Stored data
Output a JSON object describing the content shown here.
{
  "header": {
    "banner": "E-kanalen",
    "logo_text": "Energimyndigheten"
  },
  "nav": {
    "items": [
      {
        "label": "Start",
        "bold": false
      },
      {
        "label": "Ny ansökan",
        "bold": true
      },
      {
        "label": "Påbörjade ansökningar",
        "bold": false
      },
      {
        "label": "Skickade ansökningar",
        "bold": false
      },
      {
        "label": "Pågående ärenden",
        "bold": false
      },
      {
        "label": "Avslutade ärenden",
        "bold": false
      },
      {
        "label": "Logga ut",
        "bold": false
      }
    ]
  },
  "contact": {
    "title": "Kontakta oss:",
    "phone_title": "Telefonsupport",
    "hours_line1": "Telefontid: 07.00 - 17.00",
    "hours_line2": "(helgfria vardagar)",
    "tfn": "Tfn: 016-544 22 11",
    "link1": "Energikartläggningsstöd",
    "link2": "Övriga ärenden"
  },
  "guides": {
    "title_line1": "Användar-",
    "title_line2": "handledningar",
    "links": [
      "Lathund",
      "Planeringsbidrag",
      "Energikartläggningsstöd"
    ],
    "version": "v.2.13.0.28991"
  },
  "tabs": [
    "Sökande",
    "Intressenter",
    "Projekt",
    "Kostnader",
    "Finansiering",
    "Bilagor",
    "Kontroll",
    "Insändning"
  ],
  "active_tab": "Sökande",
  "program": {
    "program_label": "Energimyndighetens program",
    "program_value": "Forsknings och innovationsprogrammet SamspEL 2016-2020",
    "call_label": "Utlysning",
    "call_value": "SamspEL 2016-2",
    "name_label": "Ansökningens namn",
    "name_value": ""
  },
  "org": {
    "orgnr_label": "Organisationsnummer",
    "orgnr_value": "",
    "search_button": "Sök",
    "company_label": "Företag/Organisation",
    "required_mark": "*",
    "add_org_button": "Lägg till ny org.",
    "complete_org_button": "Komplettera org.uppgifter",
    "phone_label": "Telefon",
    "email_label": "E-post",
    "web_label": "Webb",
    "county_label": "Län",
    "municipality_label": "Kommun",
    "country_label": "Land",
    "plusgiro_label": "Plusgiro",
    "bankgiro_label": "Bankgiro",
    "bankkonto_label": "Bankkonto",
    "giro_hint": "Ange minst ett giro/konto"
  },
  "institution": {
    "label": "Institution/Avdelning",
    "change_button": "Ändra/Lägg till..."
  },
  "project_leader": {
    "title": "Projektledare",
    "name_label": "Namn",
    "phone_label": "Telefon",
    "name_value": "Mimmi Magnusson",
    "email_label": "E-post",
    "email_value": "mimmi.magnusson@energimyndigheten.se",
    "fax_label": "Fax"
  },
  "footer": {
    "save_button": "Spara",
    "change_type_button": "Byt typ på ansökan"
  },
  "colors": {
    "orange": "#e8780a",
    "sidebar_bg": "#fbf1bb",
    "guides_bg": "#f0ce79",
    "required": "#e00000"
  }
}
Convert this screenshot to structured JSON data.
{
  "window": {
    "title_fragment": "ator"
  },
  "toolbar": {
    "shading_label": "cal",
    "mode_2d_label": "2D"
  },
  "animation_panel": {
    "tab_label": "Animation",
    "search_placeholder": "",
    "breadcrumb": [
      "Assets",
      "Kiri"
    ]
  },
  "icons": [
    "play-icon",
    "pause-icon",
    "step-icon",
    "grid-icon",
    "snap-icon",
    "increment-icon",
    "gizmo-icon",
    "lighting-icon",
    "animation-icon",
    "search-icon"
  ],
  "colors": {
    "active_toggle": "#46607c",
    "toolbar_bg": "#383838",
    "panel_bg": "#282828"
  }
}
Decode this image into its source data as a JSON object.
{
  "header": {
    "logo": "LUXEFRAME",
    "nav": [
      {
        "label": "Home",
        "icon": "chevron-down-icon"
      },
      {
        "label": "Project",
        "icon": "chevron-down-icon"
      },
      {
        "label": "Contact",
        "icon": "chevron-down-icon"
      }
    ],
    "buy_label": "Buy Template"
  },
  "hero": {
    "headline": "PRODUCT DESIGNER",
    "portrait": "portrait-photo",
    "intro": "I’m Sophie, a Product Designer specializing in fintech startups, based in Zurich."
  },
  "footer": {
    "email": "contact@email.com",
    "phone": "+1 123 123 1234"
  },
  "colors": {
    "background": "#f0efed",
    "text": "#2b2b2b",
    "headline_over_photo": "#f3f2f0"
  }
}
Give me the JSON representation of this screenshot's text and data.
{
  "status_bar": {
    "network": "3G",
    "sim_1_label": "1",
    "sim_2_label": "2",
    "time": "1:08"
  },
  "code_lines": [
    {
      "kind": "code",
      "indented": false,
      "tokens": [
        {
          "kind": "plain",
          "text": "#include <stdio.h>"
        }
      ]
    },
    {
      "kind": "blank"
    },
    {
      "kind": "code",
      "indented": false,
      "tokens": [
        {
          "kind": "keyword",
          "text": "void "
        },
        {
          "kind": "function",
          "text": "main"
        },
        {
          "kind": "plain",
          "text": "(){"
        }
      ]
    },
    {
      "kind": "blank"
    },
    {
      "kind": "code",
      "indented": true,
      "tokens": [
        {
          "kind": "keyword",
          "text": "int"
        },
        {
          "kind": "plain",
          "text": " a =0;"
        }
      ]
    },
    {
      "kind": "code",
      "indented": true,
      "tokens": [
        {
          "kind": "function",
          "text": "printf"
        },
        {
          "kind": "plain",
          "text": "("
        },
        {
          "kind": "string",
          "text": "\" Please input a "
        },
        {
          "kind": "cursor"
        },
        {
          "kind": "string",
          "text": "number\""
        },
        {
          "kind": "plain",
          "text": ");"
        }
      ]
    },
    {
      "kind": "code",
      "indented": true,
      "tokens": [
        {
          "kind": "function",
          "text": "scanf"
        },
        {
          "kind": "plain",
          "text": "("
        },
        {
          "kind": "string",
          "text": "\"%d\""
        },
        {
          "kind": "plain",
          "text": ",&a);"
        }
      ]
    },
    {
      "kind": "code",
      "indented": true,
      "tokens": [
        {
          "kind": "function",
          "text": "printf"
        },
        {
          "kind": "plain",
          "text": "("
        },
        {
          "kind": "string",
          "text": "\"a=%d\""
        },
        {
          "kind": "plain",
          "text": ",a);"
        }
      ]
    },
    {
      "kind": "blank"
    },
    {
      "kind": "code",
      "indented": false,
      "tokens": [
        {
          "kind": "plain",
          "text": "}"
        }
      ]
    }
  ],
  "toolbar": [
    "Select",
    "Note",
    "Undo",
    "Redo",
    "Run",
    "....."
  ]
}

__Problem to solve__: Go through the entries and repeat each one exactly.

__Correct response__:
Output a JSON object describing the content shown here.
{
  "header": {
    "banner": "E-kanalen",
    "logo_text": "Energimyndigheten"
  },
  "nav": {
    "items": [
      {
        "label": "Start",
        "bold": false
      },
      {
        "label": "Ny ansökan",
        "bold": true
      },
      {
        "label": "Påbörjade ansökningar",
        "bold": false
      },
      {
        "label": "Skickade ansökningar",
        "bold": false
      },
      {
        "label": "Pågående ärenden",
        "bold": false
      },
      {
        "label": "Avslutade ärenden",
        "bold": false
      },
      {
        "label": "Logga ut",
        "bold": false
      }
    ]
  },
  "contact": {
    "title": "Kontakta oss:",
    "phone_title": "Telefonsupport",
    "hours_line1": "Telefontid: 07.00 - 17.00",
    "hours_line2": "(helgfria vardagar)",
    "tfn": "Tfn: 016-544 22 11",
    "link1": "Energikartläggningsstöd",
    "link2": "Övriga ärenden"
  },
  "guides": {
    "title_line1": "Användar-",
    "title_line2": "handledningar",
    "links": [
      "Lathund",
      "Planeringsbidrag",
      "Energikartläggningsstöd"
    ],
    "version": "v.2.13.0.28991"
  },
  "tabs": [
    "Sökande",
    "Intressenter",
    "Projekt",
    "Kostnader",
    "Finansiering",
    "Bilagor",
    "Kontroll",
    "Insändning"
  ],
  "active_tab": "Sökande",
  "program": {
    "program_label": "Energimyndighetens program",
    "program_value": "Forsknings och innovationsprogrammet SamspEL 2016-2020",
    "call_label": "Utlysning",
    "call_value": "SamspEL 2016-2",
    "name_label": "Ansökningens namn",
    "name_value": ""
  },
  "org": {
    "orgnr_label": "Organisationsnummer",
    "orgnr_value": "",
    "search_button": "Sök",
    "company_label": "Företag/Organisation",
    "required_mark": "*",
    "add_org_button": "Lägg till ny org.",
    "complete_org_button": "Komplettera org.uppgifter",
    "phone_label": "Telefon",
    "email_label": "E-post",
    "web_label": "Webb",
    "county_label": "Län",
    "municipality_label": "Kommun",
    "country_label": "Land",
    "plusgiro_label": "Plusgiro",
    "bankgiro_label": "Bankgiro",
    "bankkonto_label": "Bankkonto",
    "giro_hint": "Ange minst ett giro/konto"
  },
  "institution": {
    "label": "Institution/Avdelning",
    "change_button": "Ändra/Lägg till..."
  },
  "project_leader": {
    "title": "Projektledare",
    "name_label": "Namn",
    "phone_label": "Telefon",
    "name_value": "Mimmi Magnusson",
    "email_label": "E-post",
    "email_value": "mimmi.magnusson@energimyndigheten.se",
    "fax_label": "Fax"
  },
  "footer": {
    "save_button": "Spara",
    "change_type_button": "Byt typ på ansökan"
  },
  "colors": {
    "orange": "#e8780a",
    "sidebar_bg": "#fbf1bb",
    "guides_bg": "#f0ce79",
    "required": "#e00000"
  }
}
Convert this screenshot to structured JSON data.
{
  "window": {
    "title_fragment": "ator"
  },
  "toolbar": {
    "shading_label": "cal",
    "mode_2d_label": "2D"
  },
  "animation_panel": {
    "tab_label": "Animation",
    "search_placeholder": "",
    "breadcrumb": [
      "Assets",
      "Kiri"
    ]
  },
  "icons": [
    "play-icon",
    "pause-icon",
    "step-icon",
    "grid-icon",
    "snap-icon",
    "increment-icon",
    "gizmo-icon",
    "lighting-icon",
    "animation-icon",
    "search-icon"
  ],
  "colors": {
    "active_toggle": "#46607c",
    "toolbar_bg": "#383838",
    "panel_bg": "#282828"
  }
}
Decode this image into its source data as a JSON object.
{
  "header": {
    "logo": "LUXEFRAME",
    "nav": [
      {
        "label": "Home",
        "icon": "chevron-down-icon"
      },
      {
        "label": "Project",
        "icon": "chevron-down-icon"
      },
      {
        "label": "Contact",
        "icon": "chevron-down-icon"
      }
    ],
    "buy_label": "Buy Template"
  },
  "hero": {
    "headline": "PRODUCT DESIGNER",
    "portrait": "portrait-photo",
    "intro": "I’m Sophie, a Product Designer specializing in fintech startups, based in Zurich."
  },
  "footer": {
    "email": "contact@email.com",
    "phone": "+1 123 123 1234"
  },
  "colors": {
    "background": "#f0efed",
    "text": "#2b2b2b",
    "headline_over_photo": "#f3f2f0"
  }
}
Give me the JSON representation of this screenshot's text and data.
{
  "status_bar": {
    "network": "3G",
    "sim_1_label": "1",
    "sim_2_label": "2",
    "time": "1:08"
  },
  "code_lines": [
    {
      "kind": "code",
      "indented": false,
      "tokens": [
        {
          "kind": "plain",
          "text": "#include <stdio.h>"
        }
      ]
    },
    {
      "kind": "blank"
    },
    {
      "kind": "code",
      "indented": false,
      "tokens": [
        {
          "kind": "keyword",
          "text": "void "
        },
        {
          "kind": "function",
          "text": "main"
        },
        {
          "kind": "plain",
          "text": "(){"
        }
      ]
    },
    {
      "kind": "blank"
    },
    {
      "kind": "code",
      "indented": true,
      "tokens": [
        {
          "kind": "keyword",
          "text": "int"
        },
        {
          "kind": "plain",
          "text": " a =0;"
        }
      ]
    },
    {
      "kind": "code",
      "indented": true,
      "tokens": [
        {
          "kind": "function",
          "text": "printf"
        },
        {
          "kind": "plain",
          "text": "("
        },
        {
          "kind": "string",
          "text": "\" Please input a "
        },
        {
          "kind": "cursor"
        },
        {
          "kind": "string",
          "text": "number\""
        },
        {
          "kind": "plain",
          "text": ");"
        }
      ]
    },
    {
      "kind": "code",
      "indented": true,
      "tokens": [
        {
          "kind": "function",
          "text": "scanf"
        },
        {
          "kind": "plain",
          "text": "("
        },
        {
          "kind": "string",
          "text": "\"%d\""
        },
        {
          "kind": "plain",
          "text": ",&a);"
        }
      ]
    },
    {
      "kind": "code",
      "indented": true,
      "tokens": [
        {
          "kind": "function",
          "text": "printf"
        },
        {
          "kind": "plain",
          "text": "("
        },
        {
          "kind": "string",
          "text": "\"a=%d\""
        },
        {
          "kind": "plain",
          "text": ",a);"
        }
      ]
    },
    {
      "kind": "blank"
    },
    {
      "kind": "code",
      "indented": false,
      "tokens": [
        {
          "kind": "plain",
          "text": "}"
        }
      ]
    }
  ],
  "toolbar": [
    "Select",
    "Note",
    "Undo",
    "Redo",
    "Run",
    "....."
  ]
}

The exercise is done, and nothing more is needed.